▶ **WRITTEN INSTRUCTION**
Where a line contains the word "text", copy that line in full.

▶ **Stored items**
....................

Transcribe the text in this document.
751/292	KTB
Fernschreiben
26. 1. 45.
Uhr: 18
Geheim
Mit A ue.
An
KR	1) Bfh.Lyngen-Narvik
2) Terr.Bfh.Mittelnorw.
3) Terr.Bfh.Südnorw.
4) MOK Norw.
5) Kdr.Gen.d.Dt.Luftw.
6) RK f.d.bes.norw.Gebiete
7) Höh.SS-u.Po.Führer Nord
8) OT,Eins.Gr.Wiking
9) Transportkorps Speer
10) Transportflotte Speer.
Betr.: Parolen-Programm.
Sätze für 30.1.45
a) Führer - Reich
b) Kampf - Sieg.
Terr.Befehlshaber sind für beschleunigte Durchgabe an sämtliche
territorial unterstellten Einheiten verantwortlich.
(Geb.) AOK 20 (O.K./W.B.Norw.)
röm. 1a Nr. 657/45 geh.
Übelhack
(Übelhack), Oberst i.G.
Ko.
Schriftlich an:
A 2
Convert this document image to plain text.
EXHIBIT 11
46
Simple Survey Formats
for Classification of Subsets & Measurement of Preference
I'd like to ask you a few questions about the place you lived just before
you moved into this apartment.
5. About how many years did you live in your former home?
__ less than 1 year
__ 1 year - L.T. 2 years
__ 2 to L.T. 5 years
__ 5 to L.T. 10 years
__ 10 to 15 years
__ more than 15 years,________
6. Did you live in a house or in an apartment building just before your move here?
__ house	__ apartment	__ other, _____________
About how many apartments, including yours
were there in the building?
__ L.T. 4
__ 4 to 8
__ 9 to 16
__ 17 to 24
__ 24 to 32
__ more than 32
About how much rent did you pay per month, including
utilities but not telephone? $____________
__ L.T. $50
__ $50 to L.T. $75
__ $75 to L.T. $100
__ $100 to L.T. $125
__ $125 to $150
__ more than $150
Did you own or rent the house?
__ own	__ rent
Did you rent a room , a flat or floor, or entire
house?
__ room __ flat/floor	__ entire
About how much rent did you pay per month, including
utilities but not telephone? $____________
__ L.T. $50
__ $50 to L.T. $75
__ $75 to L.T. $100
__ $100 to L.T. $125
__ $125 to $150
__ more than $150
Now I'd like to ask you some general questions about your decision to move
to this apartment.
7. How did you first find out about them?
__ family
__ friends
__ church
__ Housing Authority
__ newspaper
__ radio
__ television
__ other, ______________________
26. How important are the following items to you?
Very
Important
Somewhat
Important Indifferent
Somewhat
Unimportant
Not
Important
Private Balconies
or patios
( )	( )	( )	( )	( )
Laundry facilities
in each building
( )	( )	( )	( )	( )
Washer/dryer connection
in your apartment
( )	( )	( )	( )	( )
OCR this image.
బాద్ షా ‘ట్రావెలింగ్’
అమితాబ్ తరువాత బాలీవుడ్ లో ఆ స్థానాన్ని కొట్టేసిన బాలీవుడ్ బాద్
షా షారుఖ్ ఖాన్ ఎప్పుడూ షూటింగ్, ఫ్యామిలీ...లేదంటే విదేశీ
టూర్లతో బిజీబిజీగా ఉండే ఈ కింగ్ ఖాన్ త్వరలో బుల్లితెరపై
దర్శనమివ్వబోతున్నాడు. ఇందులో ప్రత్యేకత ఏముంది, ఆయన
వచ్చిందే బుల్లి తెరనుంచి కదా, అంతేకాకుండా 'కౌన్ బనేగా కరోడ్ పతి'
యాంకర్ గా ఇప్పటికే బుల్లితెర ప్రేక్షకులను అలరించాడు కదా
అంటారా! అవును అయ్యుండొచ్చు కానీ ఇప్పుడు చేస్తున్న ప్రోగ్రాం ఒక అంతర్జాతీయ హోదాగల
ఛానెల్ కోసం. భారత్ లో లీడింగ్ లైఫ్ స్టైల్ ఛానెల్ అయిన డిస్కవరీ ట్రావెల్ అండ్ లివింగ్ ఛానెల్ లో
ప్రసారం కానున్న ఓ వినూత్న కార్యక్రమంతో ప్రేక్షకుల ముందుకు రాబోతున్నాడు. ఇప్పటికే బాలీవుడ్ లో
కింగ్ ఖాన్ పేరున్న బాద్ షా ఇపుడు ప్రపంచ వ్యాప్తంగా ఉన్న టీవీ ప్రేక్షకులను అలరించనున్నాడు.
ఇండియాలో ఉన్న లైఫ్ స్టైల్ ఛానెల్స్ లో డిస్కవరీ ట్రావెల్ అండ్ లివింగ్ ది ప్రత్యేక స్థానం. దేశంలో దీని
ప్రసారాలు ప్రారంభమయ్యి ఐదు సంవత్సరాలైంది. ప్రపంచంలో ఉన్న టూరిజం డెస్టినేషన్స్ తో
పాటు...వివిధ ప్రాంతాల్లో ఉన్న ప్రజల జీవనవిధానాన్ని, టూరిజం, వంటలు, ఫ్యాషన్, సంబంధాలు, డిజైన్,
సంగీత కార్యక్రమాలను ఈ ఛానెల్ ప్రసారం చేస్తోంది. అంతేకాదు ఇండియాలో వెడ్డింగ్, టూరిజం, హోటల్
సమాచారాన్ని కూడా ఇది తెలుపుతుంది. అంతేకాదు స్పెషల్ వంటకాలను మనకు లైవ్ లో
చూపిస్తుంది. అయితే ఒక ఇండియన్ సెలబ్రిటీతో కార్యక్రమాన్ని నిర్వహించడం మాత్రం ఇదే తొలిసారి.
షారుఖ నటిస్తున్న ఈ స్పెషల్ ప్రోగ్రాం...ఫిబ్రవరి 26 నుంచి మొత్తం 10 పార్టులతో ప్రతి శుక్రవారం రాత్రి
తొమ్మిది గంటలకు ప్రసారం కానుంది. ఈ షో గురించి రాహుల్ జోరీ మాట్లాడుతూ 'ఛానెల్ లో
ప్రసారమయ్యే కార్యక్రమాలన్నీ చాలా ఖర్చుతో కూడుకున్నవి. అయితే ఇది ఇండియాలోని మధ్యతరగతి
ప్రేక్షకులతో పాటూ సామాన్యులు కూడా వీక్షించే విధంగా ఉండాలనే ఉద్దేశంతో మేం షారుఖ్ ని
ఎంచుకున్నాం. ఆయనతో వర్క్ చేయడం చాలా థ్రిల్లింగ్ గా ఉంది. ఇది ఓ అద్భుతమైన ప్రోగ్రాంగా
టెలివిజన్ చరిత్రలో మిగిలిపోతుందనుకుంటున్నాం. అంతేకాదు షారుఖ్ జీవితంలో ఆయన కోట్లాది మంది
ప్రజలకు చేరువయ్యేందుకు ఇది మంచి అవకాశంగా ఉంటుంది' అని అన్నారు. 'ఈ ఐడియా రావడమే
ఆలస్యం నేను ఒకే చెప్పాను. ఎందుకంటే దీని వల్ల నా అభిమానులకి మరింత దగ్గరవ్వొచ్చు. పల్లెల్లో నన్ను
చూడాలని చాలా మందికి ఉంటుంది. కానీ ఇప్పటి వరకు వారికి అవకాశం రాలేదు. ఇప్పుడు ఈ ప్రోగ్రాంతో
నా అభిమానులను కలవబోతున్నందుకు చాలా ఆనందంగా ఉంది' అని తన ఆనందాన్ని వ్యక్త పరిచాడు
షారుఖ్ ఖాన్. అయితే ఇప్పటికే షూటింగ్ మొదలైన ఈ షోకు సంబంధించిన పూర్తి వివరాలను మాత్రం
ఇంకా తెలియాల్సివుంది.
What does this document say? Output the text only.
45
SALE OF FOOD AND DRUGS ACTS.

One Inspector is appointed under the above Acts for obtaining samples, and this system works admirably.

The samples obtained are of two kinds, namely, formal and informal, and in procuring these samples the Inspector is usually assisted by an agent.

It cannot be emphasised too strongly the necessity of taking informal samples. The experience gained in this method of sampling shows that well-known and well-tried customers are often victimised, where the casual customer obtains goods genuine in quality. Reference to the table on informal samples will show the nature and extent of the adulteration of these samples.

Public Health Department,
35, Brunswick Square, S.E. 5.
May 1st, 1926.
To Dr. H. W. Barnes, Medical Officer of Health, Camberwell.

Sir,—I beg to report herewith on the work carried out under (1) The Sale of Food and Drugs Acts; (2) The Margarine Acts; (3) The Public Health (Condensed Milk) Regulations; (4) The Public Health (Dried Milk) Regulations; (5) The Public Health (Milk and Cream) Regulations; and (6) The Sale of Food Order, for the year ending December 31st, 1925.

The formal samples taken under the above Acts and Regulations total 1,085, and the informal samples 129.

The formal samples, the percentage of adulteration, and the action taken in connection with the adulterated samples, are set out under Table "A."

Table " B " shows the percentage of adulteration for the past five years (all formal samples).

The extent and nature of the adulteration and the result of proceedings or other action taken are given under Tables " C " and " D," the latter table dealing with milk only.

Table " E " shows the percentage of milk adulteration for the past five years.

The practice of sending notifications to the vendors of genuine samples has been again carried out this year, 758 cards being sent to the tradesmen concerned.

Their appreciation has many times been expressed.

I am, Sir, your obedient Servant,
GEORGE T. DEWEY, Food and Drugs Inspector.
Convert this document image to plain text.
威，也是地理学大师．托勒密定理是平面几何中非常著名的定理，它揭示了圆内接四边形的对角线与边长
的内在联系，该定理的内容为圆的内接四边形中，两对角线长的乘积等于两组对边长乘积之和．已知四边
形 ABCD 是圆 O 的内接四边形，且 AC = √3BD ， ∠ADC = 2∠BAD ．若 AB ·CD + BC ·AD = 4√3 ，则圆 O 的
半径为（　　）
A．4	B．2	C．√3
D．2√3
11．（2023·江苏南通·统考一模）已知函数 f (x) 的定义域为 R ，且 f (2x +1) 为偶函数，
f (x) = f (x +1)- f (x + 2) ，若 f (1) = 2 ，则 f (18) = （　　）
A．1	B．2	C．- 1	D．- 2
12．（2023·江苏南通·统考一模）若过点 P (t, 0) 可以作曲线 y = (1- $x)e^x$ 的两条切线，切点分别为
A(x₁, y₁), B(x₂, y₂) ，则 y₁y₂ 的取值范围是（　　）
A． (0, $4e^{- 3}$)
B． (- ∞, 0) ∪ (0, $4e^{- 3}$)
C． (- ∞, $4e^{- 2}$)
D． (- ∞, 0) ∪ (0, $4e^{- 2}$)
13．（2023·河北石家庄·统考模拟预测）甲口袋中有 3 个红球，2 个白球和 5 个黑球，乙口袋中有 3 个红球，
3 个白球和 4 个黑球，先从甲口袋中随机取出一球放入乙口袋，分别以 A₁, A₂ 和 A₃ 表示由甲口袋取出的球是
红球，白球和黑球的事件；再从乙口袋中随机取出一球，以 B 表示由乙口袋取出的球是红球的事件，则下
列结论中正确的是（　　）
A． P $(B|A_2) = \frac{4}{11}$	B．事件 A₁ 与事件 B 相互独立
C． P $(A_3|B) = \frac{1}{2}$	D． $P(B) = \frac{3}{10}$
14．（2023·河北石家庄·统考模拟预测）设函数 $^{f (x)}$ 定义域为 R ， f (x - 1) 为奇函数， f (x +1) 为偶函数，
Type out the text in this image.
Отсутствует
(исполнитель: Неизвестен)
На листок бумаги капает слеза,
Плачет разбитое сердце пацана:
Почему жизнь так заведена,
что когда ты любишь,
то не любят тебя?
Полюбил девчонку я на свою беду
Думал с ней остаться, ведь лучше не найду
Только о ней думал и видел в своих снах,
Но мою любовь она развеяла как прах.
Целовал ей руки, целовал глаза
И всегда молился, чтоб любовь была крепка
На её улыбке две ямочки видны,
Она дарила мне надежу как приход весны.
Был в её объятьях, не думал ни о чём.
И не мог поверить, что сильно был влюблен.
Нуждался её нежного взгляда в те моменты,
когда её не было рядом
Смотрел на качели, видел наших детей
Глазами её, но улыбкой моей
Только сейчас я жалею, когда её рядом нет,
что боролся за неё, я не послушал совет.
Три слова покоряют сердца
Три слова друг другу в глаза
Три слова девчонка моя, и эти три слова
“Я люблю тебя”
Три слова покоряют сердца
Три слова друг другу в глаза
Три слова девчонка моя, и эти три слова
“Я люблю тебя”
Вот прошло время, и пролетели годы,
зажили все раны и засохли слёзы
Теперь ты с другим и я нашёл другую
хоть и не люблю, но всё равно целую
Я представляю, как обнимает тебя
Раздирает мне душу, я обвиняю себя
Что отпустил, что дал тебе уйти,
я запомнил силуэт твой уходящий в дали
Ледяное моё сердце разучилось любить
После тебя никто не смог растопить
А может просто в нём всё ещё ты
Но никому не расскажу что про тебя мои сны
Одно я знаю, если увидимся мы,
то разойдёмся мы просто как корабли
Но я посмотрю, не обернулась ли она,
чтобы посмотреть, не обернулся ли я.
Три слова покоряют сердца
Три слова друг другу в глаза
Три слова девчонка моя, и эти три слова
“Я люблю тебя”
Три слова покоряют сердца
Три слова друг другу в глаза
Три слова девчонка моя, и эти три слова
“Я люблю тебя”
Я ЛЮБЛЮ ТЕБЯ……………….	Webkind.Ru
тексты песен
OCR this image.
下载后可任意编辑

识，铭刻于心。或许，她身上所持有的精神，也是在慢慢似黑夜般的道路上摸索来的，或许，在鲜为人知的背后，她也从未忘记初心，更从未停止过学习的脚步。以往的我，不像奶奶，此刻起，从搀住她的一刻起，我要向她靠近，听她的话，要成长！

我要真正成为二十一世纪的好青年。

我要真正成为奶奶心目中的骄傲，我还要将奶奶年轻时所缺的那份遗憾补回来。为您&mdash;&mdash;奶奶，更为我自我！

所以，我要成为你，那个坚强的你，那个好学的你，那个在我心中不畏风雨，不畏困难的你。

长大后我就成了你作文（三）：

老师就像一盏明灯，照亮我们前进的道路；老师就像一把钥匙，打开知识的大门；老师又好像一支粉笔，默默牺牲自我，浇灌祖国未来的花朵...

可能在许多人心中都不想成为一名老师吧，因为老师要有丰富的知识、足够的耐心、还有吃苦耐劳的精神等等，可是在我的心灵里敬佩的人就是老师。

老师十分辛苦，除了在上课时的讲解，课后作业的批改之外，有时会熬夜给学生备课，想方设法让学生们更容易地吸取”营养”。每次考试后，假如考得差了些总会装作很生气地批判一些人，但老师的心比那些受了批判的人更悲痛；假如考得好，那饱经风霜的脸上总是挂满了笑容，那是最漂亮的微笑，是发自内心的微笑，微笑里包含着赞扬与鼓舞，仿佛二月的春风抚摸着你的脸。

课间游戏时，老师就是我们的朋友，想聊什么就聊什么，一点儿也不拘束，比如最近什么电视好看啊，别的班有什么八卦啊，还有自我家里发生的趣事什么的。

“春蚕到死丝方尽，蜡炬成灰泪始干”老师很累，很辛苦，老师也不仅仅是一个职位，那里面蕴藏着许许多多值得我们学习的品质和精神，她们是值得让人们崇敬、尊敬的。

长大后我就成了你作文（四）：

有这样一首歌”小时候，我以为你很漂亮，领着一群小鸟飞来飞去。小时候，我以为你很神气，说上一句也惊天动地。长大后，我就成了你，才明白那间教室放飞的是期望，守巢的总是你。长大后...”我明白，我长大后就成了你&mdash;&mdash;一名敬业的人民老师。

....................

▶ **WORKED SOLUTION**
Transcribe the text in this document.
Convert this document image to plain text.
What does this document say? Output the text only.
Convert this document image to plain text.
Type out the text in this image.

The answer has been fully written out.